#### EXERCISE AIM:
Return the full listing exactly as it is written.

#### RECORDS FOR THIS EXERCISE:
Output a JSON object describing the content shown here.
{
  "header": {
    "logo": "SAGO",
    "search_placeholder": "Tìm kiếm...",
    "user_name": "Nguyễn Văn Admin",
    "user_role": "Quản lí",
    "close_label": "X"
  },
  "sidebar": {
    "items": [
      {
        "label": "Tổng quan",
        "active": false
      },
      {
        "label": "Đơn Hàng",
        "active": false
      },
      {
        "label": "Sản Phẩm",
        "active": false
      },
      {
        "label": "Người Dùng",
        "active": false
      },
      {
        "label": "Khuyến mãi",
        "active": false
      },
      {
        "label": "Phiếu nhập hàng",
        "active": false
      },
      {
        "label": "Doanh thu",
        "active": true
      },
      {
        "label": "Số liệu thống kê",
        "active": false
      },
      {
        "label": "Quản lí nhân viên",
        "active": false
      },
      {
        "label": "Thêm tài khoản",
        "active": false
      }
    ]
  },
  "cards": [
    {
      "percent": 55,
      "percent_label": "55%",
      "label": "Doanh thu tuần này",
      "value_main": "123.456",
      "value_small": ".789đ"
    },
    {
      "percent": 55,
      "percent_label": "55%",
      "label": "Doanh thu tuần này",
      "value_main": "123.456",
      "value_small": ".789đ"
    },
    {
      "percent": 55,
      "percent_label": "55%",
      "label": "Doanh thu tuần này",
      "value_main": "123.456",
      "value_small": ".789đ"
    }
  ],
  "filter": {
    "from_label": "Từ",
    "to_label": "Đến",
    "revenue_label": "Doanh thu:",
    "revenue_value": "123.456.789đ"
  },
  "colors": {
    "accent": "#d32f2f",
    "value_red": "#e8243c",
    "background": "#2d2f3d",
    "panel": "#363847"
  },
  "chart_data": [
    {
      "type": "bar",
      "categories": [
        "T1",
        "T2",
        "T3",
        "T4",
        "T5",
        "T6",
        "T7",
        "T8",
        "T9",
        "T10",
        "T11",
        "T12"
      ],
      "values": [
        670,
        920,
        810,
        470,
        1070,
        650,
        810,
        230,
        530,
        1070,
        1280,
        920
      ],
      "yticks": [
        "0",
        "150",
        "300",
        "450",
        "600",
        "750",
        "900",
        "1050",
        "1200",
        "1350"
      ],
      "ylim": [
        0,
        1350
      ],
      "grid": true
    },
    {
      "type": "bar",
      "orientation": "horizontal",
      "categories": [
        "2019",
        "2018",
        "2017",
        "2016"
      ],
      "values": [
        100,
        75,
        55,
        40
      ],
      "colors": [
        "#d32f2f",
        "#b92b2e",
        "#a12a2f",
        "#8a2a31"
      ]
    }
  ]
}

#### RESULT OF THE TASK:
Output a JSON object describing the content shown here.
{
  "header": {
    "logo": "SAGO",
    "search_placeholder": "Tìm kiếm...",
    "user_name": "Nguyễn Văn Admin",
    "user_role": "Quản lí",
    "close_label": "X"
  },
  "sidebar": {
    "items": [
      {
        "label": "Tổng quan",
        "active": false
      },
      {
        "label": "Đơn Hàng",
        "active": false
      },
      {
        "label": "Sản Phẩm",
        "active": false
      },
      {
        "label": "Người Dùng",
        "active": false
      },
      {
        "label": "Khuyến mãi",
        "active": false
      },
      {
        "label": "Phiếu nhập hàng",
        "active": false
      },
      {
        "label": "Doanh thu",
        "active": true
      },
      {
        "label": "Số liệu thống kê",
        "active": false
      },
      {
        "label": "Quản lí nhân viên",
        "active": false
      },
      {
        "label": "Thêm tài khoản",
        "active": false
      }
    ]
  },
  "cards": [
    {
      "percent": 55,
      "percent_label": "55%",
      "label": "Doanh thu tuần này",
      "value_main": "123.456",
      "value_small": ".789đ"
    },
    {
      "percent": 55,
      "percent_label": "55%",
      "label": "Doanh thu tuần này",
      "value_main": "123.456",
      "value_small": ".789đ"
    },
    {
      "percent": 55,
      "percent_label": "55%",
      "label": "Doanh thu tuần này",
      "value_main": "123.456",
      "value_small": ".789đ"
    }
  ],
  "filter": {
    "from_label": "Từ",
    "to_label": "Đến",
    "revenue_label": "Doanh thu:",
    "revenue_value": "123.456.789đ"
  },
  "colors": {
    "accent": "#d32f2f",
    "value_red": "#e8243c",
    "background": "#2d2f3d",
    "panel": "#363847"
  },
  "chart_data": [
    {
      "type": "bar",
      "categories": [
        "T1",
        "T2",
        "T3",
        "T4",
        "T5",
        "T6",
        "T7",
        "T8",
        "T9",
        "T10",
        "T11",
        "T12"
      ],
      "values": [
        670,
        920,
        810,
        470,
        1070,
        650,
        810,
        230,
        530,
        1070,
        1280,
        920
      ],
      "yticks": [
        "0",
        "150",
        "300",
        "450",
        "600",
        "750",
        "900",
        "1050",
        "1200",
        "1350"
      ],
      "ylim": [
        0,
        1350
      ],
      "grid": true
    },
    {
      "type": "bar",
      "orientation": "horizontal",
      "categories": [
        "2019",
        "2018",
        "2017",
        "2016"
      ],
      "values": [
        100,
        75,
        55,
        40
      ],
      "colors": [
        "#d32f2f",
        "#b92b2e",
        "#a12a2f",
        "#8a2a31"
      ]
    }
  ]
}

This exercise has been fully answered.